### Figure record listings
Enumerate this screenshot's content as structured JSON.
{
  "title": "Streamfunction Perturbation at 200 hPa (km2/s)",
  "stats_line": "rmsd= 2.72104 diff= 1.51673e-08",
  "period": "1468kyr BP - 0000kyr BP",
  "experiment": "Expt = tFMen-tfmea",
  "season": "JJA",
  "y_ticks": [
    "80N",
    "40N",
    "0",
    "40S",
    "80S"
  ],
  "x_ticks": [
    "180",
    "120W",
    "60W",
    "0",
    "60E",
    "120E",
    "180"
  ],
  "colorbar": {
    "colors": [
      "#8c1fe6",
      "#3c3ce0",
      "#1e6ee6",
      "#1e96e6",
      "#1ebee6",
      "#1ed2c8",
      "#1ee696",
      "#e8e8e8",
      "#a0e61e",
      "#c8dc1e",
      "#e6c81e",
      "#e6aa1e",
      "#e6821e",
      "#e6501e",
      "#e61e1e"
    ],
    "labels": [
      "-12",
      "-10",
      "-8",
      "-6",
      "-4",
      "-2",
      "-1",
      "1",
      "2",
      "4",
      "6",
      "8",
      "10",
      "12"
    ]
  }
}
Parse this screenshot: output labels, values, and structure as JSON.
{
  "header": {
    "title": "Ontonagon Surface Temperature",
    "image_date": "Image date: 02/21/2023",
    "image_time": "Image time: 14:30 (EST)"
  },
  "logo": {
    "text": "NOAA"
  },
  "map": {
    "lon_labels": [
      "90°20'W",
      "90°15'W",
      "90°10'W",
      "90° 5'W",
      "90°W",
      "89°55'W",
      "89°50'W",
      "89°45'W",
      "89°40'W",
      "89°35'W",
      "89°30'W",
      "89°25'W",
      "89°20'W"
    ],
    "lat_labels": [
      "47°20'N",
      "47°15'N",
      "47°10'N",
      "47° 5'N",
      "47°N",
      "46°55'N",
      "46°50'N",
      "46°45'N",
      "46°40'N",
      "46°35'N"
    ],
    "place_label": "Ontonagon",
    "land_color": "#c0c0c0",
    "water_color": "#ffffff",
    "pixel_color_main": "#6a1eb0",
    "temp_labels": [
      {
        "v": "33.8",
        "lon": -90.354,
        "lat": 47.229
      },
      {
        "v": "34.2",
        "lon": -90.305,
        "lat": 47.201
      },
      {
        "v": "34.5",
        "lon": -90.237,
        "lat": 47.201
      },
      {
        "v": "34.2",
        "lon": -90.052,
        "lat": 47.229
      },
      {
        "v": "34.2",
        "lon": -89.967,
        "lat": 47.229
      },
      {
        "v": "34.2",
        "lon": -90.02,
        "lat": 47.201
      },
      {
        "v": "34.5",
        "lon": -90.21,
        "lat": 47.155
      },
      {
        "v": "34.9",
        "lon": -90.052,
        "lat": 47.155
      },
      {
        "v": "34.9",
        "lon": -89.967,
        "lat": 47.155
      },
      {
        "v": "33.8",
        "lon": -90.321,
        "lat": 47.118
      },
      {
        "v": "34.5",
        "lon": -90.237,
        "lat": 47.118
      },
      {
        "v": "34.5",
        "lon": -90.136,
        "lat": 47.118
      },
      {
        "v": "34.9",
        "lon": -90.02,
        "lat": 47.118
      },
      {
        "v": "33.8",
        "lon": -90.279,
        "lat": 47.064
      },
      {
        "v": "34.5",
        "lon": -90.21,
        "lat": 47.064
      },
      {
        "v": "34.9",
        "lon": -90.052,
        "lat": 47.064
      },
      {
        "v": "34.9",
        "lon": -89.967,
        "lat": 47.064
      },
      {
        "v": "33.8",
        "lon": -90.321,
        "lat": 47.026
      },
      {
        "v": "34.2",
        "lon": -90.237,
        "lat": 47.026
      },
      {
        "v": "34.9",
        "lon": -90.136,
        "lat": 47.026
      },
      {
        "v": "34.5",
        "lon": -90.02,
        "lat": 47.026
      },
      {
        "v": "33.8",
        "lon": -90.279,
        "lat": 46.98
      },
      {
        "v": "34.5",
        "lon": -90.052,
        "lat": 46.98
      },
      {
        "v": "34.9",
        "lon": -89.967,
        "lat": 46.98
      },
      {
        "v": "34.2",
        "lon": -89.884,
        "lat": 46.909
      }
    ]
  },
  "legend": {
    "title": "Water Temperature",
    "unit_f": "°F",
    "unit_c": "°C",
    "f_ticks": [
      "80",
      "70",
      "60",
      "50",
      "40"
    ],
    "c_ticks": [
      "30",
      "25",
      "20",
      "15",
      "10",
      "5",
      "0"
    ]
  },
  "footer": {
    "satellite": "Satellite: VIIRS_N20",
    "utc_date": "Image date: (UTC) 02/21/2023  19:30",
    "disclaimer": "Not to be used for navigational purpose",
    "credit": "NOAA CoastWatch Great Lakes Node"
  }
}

### DESCRIPTION OF THE TASK
Repeat the records above exactly, leaving none out.

### EXPECTED ANSWER
Enumerate this screenshot's content as structured JSON.
{
  "title": "Streamfunction Perturbation at 200 hPa (km2/s)",
  "stats_line": "rmsd= 2.72104 diff= 1.51673e-08",
  "period": "1468kyr BP - 0000kyr BP",
  "experiment": "Expt = tFMen-tfmea",
  "season": "JJA",
  "y_ticks": [
    "80N",
    "40N",
    "0",
    "40S",
    "80S"
  ],
  "x_ticks": [
    "180",
    "120W",
    "60W",
    "0",
    "60E",
    "120E",
    "180"
  ],
  "colorbar": {
    "colors": [
      "#8c1fe6",
      "#3c3ce0",
      "#1e6ee6",
      "#1e96e6",
      "#1ebee6",
      "#1ed2c8",
      "#1ee696",
      "#e8e8e8",
      "#a0e61e",
      "#c8dc1e",
      "#e6c81e",
      "#e6aa1e",
      "#e6821e",
      "#e6501e",
      "#e61e1e"
    ],
    "labels": [
      "-12",
      "-10",
      "-8",
      "-6",
      "-4",
      "-2",
      "-1",
      "1",
      "2",
      "4",
      "6",
      "8",
      "10",
      "12"
    ]
  }
}
Parse this screenshot: output labels, values, and structure as JSON.
{
  "header": {
    "title": "Ontonagon Surface Temperature",
    "image_date": "Image date: 02/21/2023",
    "image_time": "Image time: 14:30 (EST)"
  },
  "logo": {
    "text": "NOAA"
  },
  "map": {
    "lon_labels": [
      "90°20'W",
      "90°15'W",
      "90°10'W",
      "90° 5'W",
      "90°W",
      "89°55'W",
      "89°50'W",
      "89°45'W",
      "89°40'W",
      "89°35'W",
      "89°30'W",
      "89°25'W",
      "89°20'W"
    ],
    "lat_labels": [
      "47°20'N",
      "47°15'N",
      "47°10'N",
      "47° 5'N",
      "47°N",
      "46°55'N",
      "46°50'N",
      "46°45'N",
      "46°40'N",
      "46°35'N"
    ],
    "place_label": "Ontonagon",
    "land_color": "#c0c0c0",
    "water_color": "#ffffff",
    "pixel_color_main": "#6a1eb0",
    "temp_labels": [
      {
        "v": "33.8",
        "lon": -90.354,
        "lat": 47.229
      },
      {
        "v": "34.2",
        "lon": -90.305,
        "lat": 47.201
      },
      {
        "v": "34.5",
        "lon": -90.237,
        "lat": 47.201
      },
      {
        "v": "34.2",
        "lon": -90.052,
        "lat": 47.229
      },
      {
        "v": "34.2",
        "lon": -89.967,
        "lat": 47.229
      },
      {
        "v": "34.2",
        "lon": -90.02,
        "lat": 47.201
      },
      {
        "v": "34.5",
        "lon": -90.21,
        "lat": 47.155
      },
      {
        "v": "34.9",
        "lon": -90.052,
        "lat": 47.155
      },
      {
        "v": "34.9",
        "lon": -89.967,
        "lat": 47.155
      },
      {
        "v": "33.8",
        "lon": -90.321,
        "lat": 47.118
      },
      {
        "v": "34.5",
        "lon": -90.237,
        "lat": 47.118
      },
      {
        "v": "34.5",
        "lon": -90.136,
        "lat": 47.118
      },
      {
        "v": "34.9",
        "lon": -90.02,
        "lat": 47.118
      },
      {
        "v": "33.8",
        "lon": -90.279,
        "lat": 47.064
      },
      {
        "v": "34.5",
        "lon": -90.21,
        "lat": 47.064
      },
      {
        "v": "34.9",
        "lon": -90.052,
        "lat": 47.064
      },
      {
        "v": "34.9",
        "lon": -89.967,
        "lat": 47.064
      },
      {
        "v": "33.8",
        "lon": -90.321,
        "lat": 47.026
      },
      {
        "v": "34.2",
        "lon": -90.237,
        "lat": 47.026
      },
      {
        "v": "34.9",
        "lon": -90.136,
        "lat": 47.026
      },
      {
        "v": "34.5",
        "lon": -90.02,
        "lat": 47.026
      },
      {
        "v": "33.8",
        "lon": -90.279,
        "lat": 46.98
      },
      {
        "v": "34.5",
        "lon": -90.052,
        "lat": 46.98
      },
      {
        "v": "34.9",
        "lon": -89.967,
        "lat": 46.98
      },
      {
        "v": "34.2",
        "lon": -89.884,
        "lat": 46.909
      }
    ]
  },
  "legend": {
    "title": "Water Temperature",
    "unit_f": "°F",
    "unit_c": "°C",
    "f_ticks": [
      "80",
      "70",
      "60",
      "50",
      "40"
    ],
    "c_ticks": [
      "30",
      "25",
      "20",
      "15",
      "10",
      "5",
      "0"
    ]
  },
  "footer": {
    "satellite": "Satellite: VIIRS_N20",
    "utc_date": "Image date: (UTC) 02/21/2023  19:30",
    "disclaimer": "Not to be used for navigational purpose",
    "credit": "NOAA CoastWatch Great Lakes Node"
  }
}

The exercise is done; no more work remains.